= Brief =
Word for word, restate every line of the listing that follows.

** START **

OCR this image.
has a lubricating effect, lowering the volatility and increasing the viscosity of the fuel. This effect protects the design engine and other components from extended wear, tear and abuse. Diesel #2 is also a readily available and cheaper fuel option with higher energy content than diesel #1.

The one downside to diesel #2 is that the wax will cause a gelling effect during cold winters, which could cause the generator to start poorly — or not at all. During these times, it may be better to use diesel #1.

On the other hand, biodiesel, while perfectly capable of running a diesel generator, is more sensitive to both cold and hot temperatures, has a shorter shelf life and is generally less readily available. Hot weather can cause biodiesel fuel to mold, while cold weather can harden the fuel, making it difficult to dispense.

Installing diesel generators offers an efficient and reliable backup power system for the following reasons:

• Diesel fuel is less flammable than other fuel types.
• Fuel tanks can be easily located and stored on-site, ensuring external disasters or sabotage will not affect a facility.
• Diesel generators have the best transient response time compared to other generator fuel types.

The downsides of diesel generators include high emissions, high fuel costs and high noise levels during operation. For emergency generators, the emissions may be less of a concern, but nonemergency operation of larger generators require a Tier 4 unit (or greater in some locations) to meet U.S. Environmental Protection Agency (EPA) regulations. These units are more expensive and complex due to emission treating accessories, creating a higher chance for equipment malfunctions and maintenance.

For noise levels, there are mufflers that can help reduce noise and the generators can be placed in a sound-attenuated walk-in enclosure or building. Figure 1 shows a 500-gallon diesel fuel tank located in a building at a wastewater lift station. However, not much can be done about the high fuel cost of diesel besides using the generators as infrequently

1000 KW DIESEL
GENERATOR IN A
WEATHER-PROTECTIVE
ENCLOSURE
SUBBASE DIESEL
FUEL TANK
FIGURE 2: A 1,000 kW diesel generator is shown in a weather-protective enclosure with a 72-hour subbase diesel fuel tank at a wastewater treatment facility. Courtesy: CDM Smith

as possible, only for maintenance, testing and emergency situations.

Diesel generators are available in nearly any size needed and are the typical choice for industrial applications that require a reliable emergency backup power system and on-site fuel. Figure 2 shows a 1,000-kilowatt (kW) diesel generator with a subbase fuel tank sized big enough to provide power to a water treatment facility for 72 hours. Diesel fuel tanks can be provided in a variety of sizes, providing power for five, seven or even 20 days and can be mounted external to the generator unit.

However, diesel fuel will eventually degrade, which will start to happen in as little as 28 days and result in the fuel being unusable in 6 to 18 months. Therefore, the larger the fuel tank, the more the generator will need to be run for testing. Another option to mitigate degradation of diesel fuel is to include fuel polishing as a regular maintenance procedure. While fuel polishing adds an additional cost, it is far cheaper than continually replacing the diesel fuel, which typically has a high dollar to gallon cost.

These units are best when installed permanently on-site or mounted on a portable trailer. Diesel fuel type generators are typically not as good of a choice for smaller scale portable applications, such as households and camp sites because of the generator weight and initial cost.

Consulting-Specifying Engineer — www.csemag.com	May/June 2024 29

** END **

= Exercise response =
OCR this image.
has a lubricating effect, lowering the volatility and increasing the viscosity of the fuel. This effect protects the design engine and other components from extended wear, tear and abuse. Diesel #2 is also a readily available and cheaper fuel option with higher energy content than diesel #1.

The one downside to diesel #2 is that the wax will cause a gelling effect during cold winters, which could cause the generator to start poorly — or not at all. During these times, it may be better to use diesel #1.

On the other hand, biodiesel, while perfectly capable of running a diesel generator, is more sensitive to both cold and hot temperatures, has a shorter shelf life and is generally less readily available. Hot weather can cause biodiesel fuel to mold, while cold weather can harden the fuel, making it difficult to dispense.

Installing diesel generators offers an efficient and reliable backup power system for the following reasons:

• Diesel fuel is less flammable than other fuel types.
• Fuel tanks can be easily located and stored on-site, ensuring external disasters or sabotage will not affect a facility.
• Diesel generators have the best transient response time compared to other generator fuel types.

The downsides of diesel generators include high emissions, high fuel costs and high noise levels during operation. For emergency generators, the emissions may be less of a concern, but nonemergency operation of larger generators require a Tier 4 unit (or greater in some locations) to meet U.S. Environmental Protection Agency (EPA) regulations. These units are more expensive and complex due to emission treating accessories, creating a higher chance for equipment malfunctions and maintenance.

For noise levels, there are mufflers that can help reduce noise and the generators can be placed in a sound-attenuated walk-in enclosure or building. Figure 1 shows a 500-gallon diesel fuel tank located in a building at a wastewater lift station. However, not much can be done about the high fuel cost of diesel besides using the generators as infrequently

1000 KW DIESEL
GENERATOR IN A
WEATHER-PROTECTIVE
ENCLOSURE
SUBBASE DIESEL
FUEL TANK
FIGURE 2: A 1,000 kW diesel generator is shown in a weather-protective enclosure with a 72-hour subbase diesel fuel tank at a wastewater treatment facility. Courtesy: CDM Smith

as possible, only for maintenance, testing and emergency situations.

Diesel generators are available in nearly any size needed and are the typical choice for industrial applications that require a reliable emergency backup power system and on-site fuel. Figure 2 shows a 1,000-kilowatt (kW) diesel generator with a subbase fuel tank sized big enough to provide power to a water treatment facility for 72 hours. Diesel fuel tanks can be provided in a variety of sizes, providing power for five, seven or even 20 days and can be mounted external to the generator unit.

However, diesel fuel will eventually degrade, which will start to happen in as little as 28 days and result in the fuel being unusable in 6 to 18 months. Therefore, the larger the fuel tank, the more the generator will need to be run for testing. Another option to mitigate degradation of diesel fuel is to include fuel polishing as a regular maintenance procedure. While fuel polishing adds an additional cost, it is far cheaper than continually replacing the diesel fuel, which typically has a high dollar to gallon cost.

These units are best when installed permanently on-site or mounted on a portable trailer. Diesel fuel type generators are typically not as good of a choice for smaller scale portable applications, such as households and camp sites because of the generator weight and initial cost.

Consulting-Specifying Engineer — www.csemag.com	May/June 2024 29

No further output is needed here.